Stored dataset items
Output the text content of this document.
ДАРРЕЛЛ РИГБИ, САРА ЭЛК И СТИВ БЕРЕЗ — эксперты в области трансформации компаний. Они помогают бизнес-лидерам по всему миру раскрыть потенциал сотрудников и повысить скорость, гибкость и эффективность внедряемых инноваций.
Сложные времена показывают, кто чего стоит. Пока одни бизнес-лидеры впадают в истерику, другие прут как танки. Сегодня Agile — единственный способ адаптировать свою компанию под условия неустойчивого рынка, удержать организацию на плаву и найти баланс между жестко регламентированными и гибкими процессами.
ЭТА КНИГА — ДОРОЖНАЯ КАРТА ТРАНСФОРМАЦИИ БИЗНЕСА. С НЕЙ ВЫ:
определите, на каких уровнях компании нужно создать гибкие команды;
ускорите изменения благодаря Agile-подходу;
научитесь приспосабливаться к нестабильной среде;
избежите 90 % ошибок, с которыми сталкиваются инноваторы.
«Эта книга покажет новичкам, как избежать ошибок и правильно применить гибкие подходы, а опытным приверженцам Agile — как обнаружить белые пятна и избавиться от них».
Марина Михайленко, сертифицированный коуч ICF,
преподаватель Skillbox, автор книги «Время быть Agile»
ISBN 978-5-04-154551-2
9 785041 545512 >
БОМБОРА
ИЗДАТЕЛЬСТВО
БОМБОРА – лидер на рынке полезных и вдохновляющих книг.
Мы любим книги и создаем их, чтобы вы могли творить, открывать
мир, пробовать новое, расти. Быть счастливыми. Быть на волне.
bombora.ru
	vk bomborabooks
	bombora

→ Given request
Pick out the lines containing the string "БОМБОРА" and show them.

→ Response to this exercise
БОМБОРА
БОМБОРА – лидер на рынке полезных и вдохновляющих книг.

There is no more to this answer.